• [Reading text]
US-20260127154-A1 - LOADING DATA VIA A DATABASE SYSTEM BASED ON IMPLEMENTING A CONTINUOUS PIPELINE

US20260127154A1US 20260127154 A1US20260127154 A1US 20260127154A1US-20260127154-A1

Abstract

A database system is operable to load data for storage via the database system in conjunction with utilizing a continuous pipeline over a temporal period. An event monitor module is implemented based on executing a plurality of polls to a set of event topics of a set of other monitors over the temporal period to poll a plurality of sets of messages from the set of event topics and/or adding a plurality of file data to a table of files over the temporal period based on processing the plurality of sets of messages. A continuous pipeline task execution module is implemented to execute a continuous pipeline task based on dispersing file data of the table of files into a plurality of file work units over the temporal period and/or generating a plurality of extractor tasks to load the data for storage based on collectively processing the plurality of file work units.

Inventors

Haoxuan LI
Owen Pang
Thomas E. Smith

Assignees

Ocient Holdings LLC

Dates

Publication Date: 20260507
Application Date: 20241104

Claims (20)

• [Exercise requirements]
a. Please reproduce the passage of the patent page that opens with "A database system is" and closes with "file work units.".
b. Name every inventor on the patent page.
c. Pick up the patent page where it stops and write what comes next.
The data that comes next is separate from the patent page.

• [Data extract]
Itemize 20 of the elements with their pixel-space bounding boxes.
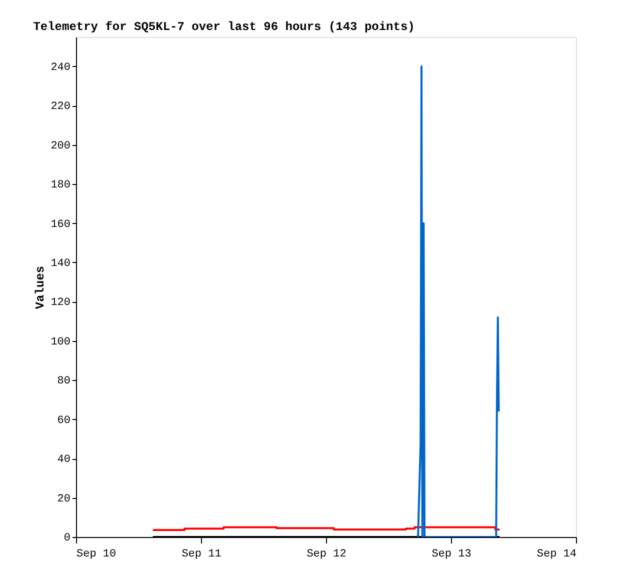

• [Responses to the tasks]
a.
A database system is operable to load data for storage via the database system in conjunction with utilizing a continuous pipeline over a temporal period. An event monitor module is implemented based on executing a plurality of polls to a set of event topics of a set of other monitors over the temporal period to poll a plurality of sets of messages from the set of event topics and/or adding a plurality of file data to a table of files over the temporal period based on processing the plurality of sets of messages. A continuous pipeline task execution module is implemented to execute a continuous pipeline task based on dispersing file data of the table of files into a plurality of file work units over the temporal period and/or generating a plurality of extractor tasks to load the data for storage based on collectively processing the plurality of file work units.

b. Haoxuan LI, Owen Pang, Thomas E. Smith

c.
1 . A method for execution by a database system, comprising: creating a continuous pipeline; loading data for storage via the database system in conjunction with utilizing the continuous pipeline over a temporal period based on: implementing an event monitor module based on: executing a plurality of polls to a set of event topics of a set of other monitors over the temporal period to poll a plurality of sets of messages from the set of event topics, wherein each poll of the plurality of polls is executed to poll a corresponding set of messages of the plurality of sets of messages from a corresponding one of the set of event topics; and adding a plurality of file data to a table of files over the temporal period based on processing the plurality of sets of messages, wherein each set of messages of the plurality of sets of messages is processed to add corresponding file data of the plurality of file data to the table of files; and implementing a continuous pipeline task execution module to execute a continuous pipeline task based on: dispersing file data of the table of files into a plurality of file work units over the temporal period; and generating a plurality of extractor tasks to load the data for storage based on collectively processing the plurality of file work units.
2 . The method of claim 1 , wherein the set of other monitors includes multiple monitors of multiple monitor types, and wherein polling the messages from the set of event topics includes interfacing with each of the multiple monitors in accordance with a corresponding protocol for a corresponding one of the multiple monitor types.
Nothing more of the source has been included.